====== DATA TO PROCESS

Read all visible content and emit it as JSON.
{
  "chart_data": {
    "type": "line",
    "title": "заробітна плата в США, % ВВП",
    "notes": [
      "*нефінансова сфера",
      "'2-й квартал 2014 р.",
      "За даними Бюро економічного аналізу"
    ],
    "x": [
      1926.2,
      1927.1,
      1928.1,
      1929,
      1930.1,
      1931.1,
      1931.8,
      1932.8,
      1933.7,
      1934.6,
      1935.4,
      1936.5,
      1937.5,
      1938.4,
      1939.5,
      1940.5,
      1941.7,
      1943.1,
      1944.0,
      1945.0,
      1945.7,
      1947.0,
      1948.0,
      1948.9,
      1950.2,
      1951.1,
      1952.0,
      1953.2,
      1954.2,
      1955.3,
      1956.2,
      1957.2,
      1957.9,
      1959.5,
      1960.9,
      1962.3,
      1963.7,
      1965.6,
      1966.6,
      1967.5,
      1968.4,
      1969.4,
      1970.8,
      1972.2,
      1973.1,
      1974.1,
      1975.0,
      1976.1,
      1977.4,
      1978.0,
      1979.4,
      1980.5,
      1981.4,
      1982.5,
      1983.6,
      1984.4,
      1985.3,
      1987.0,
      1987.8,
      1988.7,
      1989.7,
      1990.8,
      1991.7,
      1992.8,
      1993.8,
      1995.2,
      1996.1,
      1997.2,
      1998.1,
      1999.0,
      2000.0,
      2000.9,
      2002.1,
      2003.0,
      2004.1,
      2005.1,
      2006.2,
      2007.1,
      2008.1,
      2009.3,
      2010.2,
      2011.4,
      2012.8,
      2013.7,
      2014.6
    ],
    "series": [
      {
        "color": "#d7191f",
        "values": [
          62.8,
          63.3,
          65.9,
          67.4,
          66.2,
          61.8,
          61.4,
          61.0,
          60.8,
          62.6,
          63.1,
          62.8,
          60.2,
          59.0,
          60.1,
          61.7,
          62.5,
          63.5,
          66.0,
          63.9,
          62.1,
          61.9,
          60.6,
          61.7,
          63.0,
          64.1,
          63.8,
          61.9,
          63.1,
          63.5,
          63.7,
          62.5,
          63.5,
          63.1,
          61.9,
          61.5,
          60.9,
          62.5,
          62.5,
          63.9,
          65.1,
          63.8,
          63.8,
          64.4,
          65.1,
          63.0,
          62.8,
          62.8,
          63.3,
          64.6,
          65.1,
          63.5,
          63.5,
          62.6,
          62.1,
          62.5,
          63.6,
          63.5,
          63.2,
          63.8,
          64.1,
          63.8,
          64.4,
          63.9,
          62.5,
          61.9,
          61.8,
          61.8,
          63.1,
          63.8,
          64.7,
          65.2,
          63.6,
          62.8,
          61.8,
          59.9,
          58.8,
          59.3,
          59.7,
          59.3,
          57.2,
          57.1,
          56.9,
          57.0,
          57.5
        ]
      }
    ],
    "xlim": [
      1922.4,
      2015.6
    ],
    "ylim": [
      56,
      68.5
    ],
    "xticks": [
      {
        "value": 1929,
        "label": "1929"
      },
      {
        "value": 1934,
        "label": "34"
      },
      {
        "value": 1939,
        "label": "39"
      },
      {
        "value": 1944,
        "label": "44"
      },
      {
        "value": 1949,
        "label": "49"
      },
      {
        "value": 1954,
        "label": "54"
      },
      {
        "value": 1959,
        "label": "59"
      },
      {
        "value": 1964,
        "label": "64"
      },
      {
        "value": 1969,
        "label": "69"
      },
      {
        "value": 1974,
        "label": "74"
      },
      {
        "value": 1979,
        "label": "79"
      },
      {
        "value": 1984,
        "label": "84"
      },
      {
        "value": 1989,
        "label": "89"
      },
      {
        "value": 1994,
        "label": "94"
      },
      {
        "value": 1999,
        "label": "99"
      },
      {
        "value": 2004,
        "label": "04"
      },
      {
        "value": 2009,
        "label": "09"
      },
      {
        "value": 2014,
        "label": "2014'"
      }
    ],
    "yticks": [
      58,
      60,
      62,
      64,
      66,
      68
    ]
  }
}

============

- **WORK TO COMPLETE**: Return every entry verbatim.

- **RESULT BELOW**:
Read all visible content and emit it as JSON.
{
  "chart_data": {
    "type": "line",
    "title": "заробітна плата в США, % ВВП",
    "notes": [
      "*нефінансова сфера",
      "'2-й квартал 2014 р.",
      "За даними Бюро економічного аналізу"
    ],
    "x": [
      1926.2,
      1927.1,
      1928.1,
      1929,
      1930.1,
      1931.1,
      1931.8,
      1932.8,
      1933.7,
      1934.6,
      1935.4,
      1936.5,
      1937.5,
      1938.4,
      1939.5,
      1940.5,
      1941.7,
      1943.1,
      1944.0,
      1945.0,
      1945.7,
      1947.0,
      1948.0,
      1948.9,
      1950.2,
      1951.1,
      1952.0,
      1953.2,
      1954.2,
      1955.3,
      1956.2,
      1957.2,
      1957.9,
      1959.5,
      1960.9,
      1962.3,
      1963.7,
      1965.6,
      1966.6,
      1967.5,
      1968.4,
      1969.4,
      1970.8,
      1972.2,
      1973.1,
      1974.1,
      1975.0,
      1976.1,
      1977.4,
      1978.0,
      1979.4,
      1980.5,
      1981.4,
      1982.5,
      1983.6,
      1984.4,
      1985.3,
      1987.0,
      1987.8,
      1988.7,
      1989.7,
      1990.8,
      1991.7,
      1992.8,
      1993.8,
      1995.2,
      1996.1,
      1997.2,
      1998.1,
      1999.0,
      2000.0,
      2000.9,
      2002.1,
      2003.0,
      2004.1,
      2005.1,
      2006.2,
      2007.1,
      2008.1,
      2009.3,
      2010.2,
      2011.4,
      2012.8,
      2013.7,
      2014.6
    ],
    "series": [
      {
        "color": "#d7191f",
        "values": [
          62.8,
          63.3,
          65.9,
          67.4,
          66.2,
          61.8,
          61.4,
          61.0,
          60.8,
          62.6,
          63.1,
          62.8,
          60.2,
          59.0,
          60.1,
          61.7,
          62.5,
          63.5,
          66.0,
          63.9,
          62.1,
          61.9,
          60.6,
          61.7,
          63.0,
          64.1,
          63.8,
          61.9,
          63.1,
          63.5,
          63.7,
          62.5,
          63.5,
          63.1,
          61.9,
          61.5,
          60.9,
          62.5,
          62.5,
          63.9,
          65.1,
          63.8,
          63.8,
          64.4,
          65.1,
          63.0,
          62.8,
          62.8,
          63.3,
          64.6,
          65.1,
          63.5,
          63.5,
          62.6,
          62.1,
          62.5,
          63.6,
          63.5,
          63.2,
          63.8,
          64.1,
          63.8,
          64.4,
          63.9,
          62.5,
          61.9,
          61.8,
          61.8,
          63.1,
          63.8,
          64.7,
          65.2,
          63.6,
          62.8,
          61.8,
          59.9,
          58.8,
          59.3,
          59.7,
          59.3,
          57.2,
          57.1,
          56.9,
          57.0,
          57.5
        ]
      }
    ],
    "xlim": [
      1922.4,
      2015.6
    ],
    "ylim": [
      56,
      68.5
    ],
    "xticks": [
      {
        "value": 1929,
        "label": "1929"
      },
      {
        "value": 1934,
        "label": "34"
      },
      {
        "value": 1939,
        "label": "39"
      },
      {
        "value": 1944,
        "label": "44"
      },
      {
        "value": 1949,
        "label": "49"
      },
      {
        "value": 1954,
        "label": "54"
      },
      {
        "value": 1959,
        "label": "59"
      },
      {
        "value": 1964,
        "label": "64"
      },
      {
        "value": 1969,
        "label": "69"
      },
      {
        "value": 1974,
        "label": "74"
      },
      {
        "value": 1979,
        "label": "79"
      },
      {
        "value": 1984,
        "label": "84"
      },
      {
        "value": 1989,
        "label": "89"
      },
      {
        "value": 1994,
        "label": "94"
      },
      {
        "value": 1999,
        "label": "99"
      },
      {
        "value": 2004,
        "label": "04"
      },
      {
        "value": 2009,
        "label": "09"
      },
      {
        "value": 2014,
        "label": "2014'"
      }
    ],
    "yticks": [
      58,
      60,
      62,
      64,
      66,
      68
    ]
  }
}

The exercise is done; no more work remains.